→ **Your task**
Below is the data. Give it again, complete and exact.

━━━ The data

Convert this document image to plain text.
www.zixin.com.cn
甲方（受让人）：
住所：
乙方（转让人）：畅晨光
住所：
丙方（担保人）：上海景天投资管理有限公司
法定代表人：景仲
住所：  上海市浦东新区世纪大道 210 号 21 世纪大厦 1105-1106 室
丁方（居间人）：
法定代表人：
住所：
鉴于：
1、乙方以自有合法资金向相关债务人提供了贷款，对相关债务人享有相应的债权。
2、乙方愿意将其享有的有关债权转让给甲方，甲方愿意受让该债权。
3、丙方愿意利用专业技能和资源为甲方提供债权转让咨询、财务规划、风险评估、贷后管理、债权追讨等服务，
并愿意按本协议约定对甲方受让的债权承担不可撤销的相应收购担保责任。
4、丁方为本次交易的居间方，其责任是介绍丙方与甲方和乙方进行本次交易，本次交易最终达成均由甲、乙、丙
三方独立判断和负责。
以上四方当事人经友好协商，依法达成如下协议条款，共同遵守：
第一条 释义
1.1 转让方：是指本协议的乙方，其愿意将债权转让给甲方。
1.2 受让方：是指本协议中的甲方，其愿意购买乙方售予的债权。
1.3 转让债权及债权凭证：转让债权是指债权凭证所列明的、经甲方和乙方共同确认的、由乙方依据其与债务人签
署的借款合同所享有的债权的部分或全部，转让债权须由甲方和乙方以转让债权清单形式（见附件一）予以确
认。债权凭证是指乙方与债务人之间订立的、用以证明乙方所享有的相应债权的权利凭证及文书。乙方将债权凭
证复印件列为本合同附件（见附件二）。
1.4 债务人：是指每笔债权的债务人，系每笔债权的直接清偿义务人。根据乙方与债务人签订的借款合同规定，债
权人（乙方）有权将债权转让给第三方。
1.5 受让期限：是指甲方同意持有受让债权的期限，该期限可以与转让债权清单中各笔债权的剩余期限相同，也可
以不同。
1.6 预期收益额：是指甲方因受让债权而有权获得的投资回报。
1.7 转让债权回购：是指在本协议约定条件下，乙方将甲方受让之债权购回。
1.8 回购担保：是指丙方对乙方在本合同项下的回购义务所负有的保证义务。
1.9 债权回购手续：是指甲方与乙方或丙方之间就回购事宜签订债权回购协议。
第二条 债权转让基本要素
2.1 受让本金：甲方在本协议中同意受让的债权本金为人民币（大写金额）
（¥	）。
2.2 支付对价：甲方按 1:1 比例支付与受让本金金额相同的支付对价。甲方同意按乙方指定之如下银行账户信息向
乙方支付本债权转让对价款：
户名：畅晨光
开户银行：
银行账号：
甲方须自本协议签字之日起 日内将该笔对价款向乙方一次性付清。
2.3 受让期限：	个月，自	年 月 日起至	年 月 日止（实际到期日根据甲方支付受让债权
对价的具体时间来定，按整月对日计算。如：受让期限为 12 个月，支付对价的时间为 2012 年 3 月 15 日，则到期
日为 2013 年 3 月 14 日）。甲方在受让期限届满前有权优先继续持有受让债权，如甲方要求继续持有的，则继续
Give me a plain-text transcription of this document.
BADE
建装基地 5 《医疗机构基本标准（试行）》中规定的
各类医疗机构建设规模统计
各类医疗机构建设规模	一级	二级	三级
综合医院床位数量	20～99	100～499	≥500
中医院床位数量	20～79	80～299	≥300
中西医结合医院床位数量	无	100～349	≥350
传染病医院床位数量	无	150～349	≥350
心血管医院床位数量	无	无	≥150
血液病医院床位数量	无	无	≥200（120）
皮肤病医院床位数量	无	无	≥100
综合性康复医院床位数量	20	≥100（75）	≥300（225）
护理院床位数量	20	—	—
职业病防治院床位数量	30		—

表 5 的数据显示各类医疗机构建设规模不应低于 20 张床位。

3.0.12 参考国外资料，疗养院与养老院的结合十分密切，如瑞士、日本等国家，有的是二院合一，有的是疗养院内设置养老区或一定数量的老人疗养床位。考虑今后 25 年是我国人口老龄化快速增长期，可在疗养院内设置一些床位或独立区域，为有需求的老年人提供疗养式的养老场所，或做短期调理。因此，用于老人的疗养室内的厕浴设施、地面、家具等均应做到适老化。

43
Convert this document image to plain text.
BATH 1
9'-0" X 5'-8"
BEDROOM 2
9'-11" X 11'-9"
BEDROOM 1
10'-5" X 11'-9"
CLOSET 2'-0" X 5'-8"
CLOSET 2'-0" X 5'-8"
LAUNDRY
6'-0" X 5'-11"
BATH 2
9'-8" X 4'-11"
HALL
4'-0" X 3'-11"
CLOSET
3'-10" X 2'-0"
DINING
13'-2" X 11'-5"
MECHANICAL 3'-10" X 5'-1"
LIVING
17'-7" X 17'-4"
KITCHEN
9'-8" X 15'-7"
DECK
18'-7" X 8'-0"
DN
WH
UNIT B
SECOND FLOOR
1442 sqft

━━━━━━

→ **Exercise result**
Convert this document image to plain text.
www.zixin.com.cn
甲方（受让人）：
住所：
乙方（转让人）：畅晨光
住所：
丙方（担保人）：上海景天投资管理有限公司
法定代表人：景仲
住所：  上海市浦东新区世纪大道 210 号 21 世纪大厦 1105-1106 室
丁方（居间人）：
法定代表人：
住所：
鉴于：
1、乙方以自有合法资金向相关债务人提供了贷款，对相关债务人享有相应的债权。
2、乙方愿意将其享有的有关债权转让给甲方，甲方愿意受让该债权。
3、丙方愿意利用专业技能和资源为甲方提供债权转让咨询、财务规划、风险评估、贷后管理、债权追讨等服务，
并愿意按本协议约定对甲方受让的债权承担不可撤销的相应收购担保责任。
4、丁方为本次交易的居间方，其责任是介绍丙方与甲方和乙方进行本次交易，本次交易最终达成均由甲、乙、丙
三方独立判断和负责。
以上四方当事人经友好协商，依法达成如下协议条款，共同遵守：
第一条 释义
1.1 转让方：是指本协议的乙方，其愿意将债权转让给甲方。
1.2 受让方：是指本协议中的甲方，其愿意购买乙方售予的债权。
1.3 转让债权及债权凭证：转让债权是指债权凭证所列明的、经甲方和乙方共同确认的、由乙方依据其与债务人签
署的借款合同所享有的债权的部分或全部，转让债权须由甲方和乙方以转让债权清单形式（见附件一）予以确
认。债权凭证是指乙方与债务人之间订立的、用以证明乙方所享有的相应债权的权利凭证及文书。乙方将债权凭
证复印件列为本合同附件（见附件二）。
1.4 债务人：是指每笔债权的债务人，系每笔债权的直接清偿义务人。根据乙方与债务人签订的借款合同规定，债
权人（乙方）有权将债权转让给第三方。
1.5 受让期限：是指甲方同意持有受让债权的期限，该期限可以与转让债权清单中各笔债权的剩余期限相同，也可
以不同。
1.6 预期收益额：是指甲方因受让债权而有权获得的投资回报。
1.7 转让债权回购：是指在本协议约定条件下，乙方将甲方受让之债权购回。
1.8 回购担保：是指丙方对乙方在本合同项下的回购义务所负有的保证义务。
1.9 债权回购手续：是指甲方与乙方或丙方之间就回购事宜签订债权回购协议。
第二条 债权转让基本要素
2.1 受让本金：甲方在本协议中同意受让的债权本金为人民币（大写金额）
（¥	）。
2.2 支付对价：甲方按 1:1 比例支付与受让本金金额相同的支付对价。甲方同意按乙方指定之如下银行账户信息向
乙方支付本债权转让对价款：
户名：畅晨光
开户银行：
银行账号：
甲方须自本协议签字之日起 日内将该笔对价款向乙方一次性付清。
2.3 受让期限：	个月，自	年 月 日起至	年 月 日止（实际到期日根据甲方支付受让债权
对价的具体时间来定，按整月对日计算。如：受让期限为 12 个月，支付对价的时间为 2012 年 3 月 15 日，则到期
日为 2013 年 3 月 14 日）。甲方在受让期限届满前有权优先继续持有受让债权，如甲方要求继续持有的，则继续
Give me a plain-text transcription of this document.
BADE
建装基地 5 《医疗机构基本标准（试行）》中规定的
各类医疗机构建设规模统计
各类医疗机构建设规模	一级	二级	三级
综合医院床位数量	20～99	100～499	≥500
中医院床位数量	20～79	80～299	≥300
中西医结合医院床位数量	无	100～349	≥350
传染病医院床位数量	无	150～349	≥350
心血管医院床位数量	无	无	≥150
血液病医院床位数量	无	无	≥200（120）
皮肤病医院床位数量	无	无	≥100
综合性康复医院床位数量	20	≥100（75）	≥300（225）
护理院床位数量	20	—	—
职业病防治院床位数量	30		—

表 5 的数据显示各类医疗机构建设规模不应低于 20 张床位。

3.0.12 参考国外资料，疗养院与养老院的结合十分密切，如瑞士、日本等国家，有的是二院合一，有的是疗养院内设置养老区或一定数量的老人疗养床位。考虑今后 25 年是我国人口老龄化快速增长期，可在疗养院内设置一些床位或独立区域，为有需求的老年人提供疗养式的养老场所，或做短期调理。因此，用于老人的疗养室内的厕浴设施、地面、家具等均应做到适老化。

43
Convert this document image to plain text.
BATH 1
9'-0" X 5'-8"
BEDROOM 2
9'-11" X 11'-9"
BEDROOM 1
10'-5" X 11'-9"
CLOSET 2'-0" X 5'-8"
CLOSET 2'-0" X 5'-8"
LAUNDRY
6'-0" X 5'-11"
BATH 2
9'-8" X 4'-11"
HALL
4'-0" X 3'-11"
CLOSET
3'-10" X 2'-0"
DINING
13'-2" X 11'-5"
MECHANICAL 3'-10" X 5'-1"
LIVING
17'-7" X 17'-4"
KITCHEN
9'-8" X 15'-7"
DECK
18'-7" X 8'-0"
DN
WH
UNIT B
SECOND FLOOR
1442 sqft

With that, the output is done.